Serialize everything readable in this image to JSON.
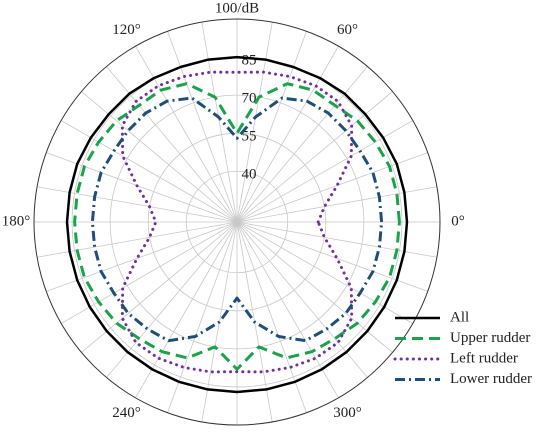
{
  "chart_data": {
    "type": "polar",
    "theta": [
      0,
      10,
      20,
      30,
      40,
      50,
      60,
      70,
      80,
      90,
      100,
      110,
      120,
      130,
      140,
      150,
      160,
      170,
      180,
      190,
      200,
      210,
      220,
      230,
      240,
      250,
      260,
      270,
      280,
      290,
      300,
      310,
      320,
      330,
      340,
      350
    ],
    "thetaticks": [
      {
        "value": 0,
        "label": "0°"
      },
      {
        "value": 60,
        "label": "60°"
      },
      {
        "value": 120,
        "label": "120°"
      },
      {
        "value": 180,
        "label": "180°"
      },
      {
        "value": 240,
        "label": "240°"
      },
      {
        "value": 300,
        "label": "300°"
      }
    ],
    "rlim": [
      20,
      100
    ],
    "rticks": [
      40,
      55,
      70,
      85,
      {
        "value": 100,
        "label": "100/dB"
      }
    ],
    "grid": true,
    "legend": "lower right",
    "series": [
      {
        "name": "All",
        "color": "#000000",
        "values": [
          87,
          87,
          87,
          86.5,
          86,
          86,
          85.5,
          85,
          85,
          85,
          85,
          85,
          85.5,
          86,
          86,
          86.5,
          87,
          87,
          87,
          87,
          87,
          87,
          87,
          87,
          87,
          87,
          87,
          87,
          87,
          87,
          87,
          87,
          87,
          87,
          87,
          87
        ]
      },
      {
        "name": "Upper rudder",
        "color": "#1aa34a",
        "values": [
          84,
          84,
          84,
          83,
          82,
          80,
          80,
          78,
          70,
          55,
          70,
          78,
          80,
          80,
          82,
          83,
          84,
          84,
          84,
          84,
          84,
          83,
          82,
          80,
          79,
          77,
          70,
          78,
          70,
          77,
          79,
          80,
          82,
          83,
          84,
          84
        ]
      },
      {
        "name": "Left rudder",
        "color": "#7030a0",
        "values": [
          52,
          55,
          62,
          72,
          79,
          82,
          82,
          81,
          80,
          79,
          80,
          81,
          82,
          82,
          79,
          72,
          62,
          55,
          52,
          55,
          62,
          72,
          79,
          82,
          82,
          81,
          80,
          79,
          80,
          81,
          82,
          82,
          79,
          72,
          62,
          55
        ]
      },
      {
        "name": "Lower rudder",
        "color": "#1f4e79",
        "values": [
          77,
          77,
          77,
          76,
          76,
          76,
          75,
          72,
          62,
          53,
          62,
          72,
          75,
          76,
          76,
          76,
          77,
          77,
          77,
          77,
          77,
          76,
          76,
          75,
          74,
          68,
          60,
          50,
          60,
          68,
          74,
          75,
          76,
          76,
          77,
          77
        ]
      }
    ]
  }
}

* * * * * * *

- _PROBLEM REQUIREMENTS_
State how many lines of the entries above include the word "name", offering no text other than the number.

- _SOLUTION TO THIS PROBLEM_
4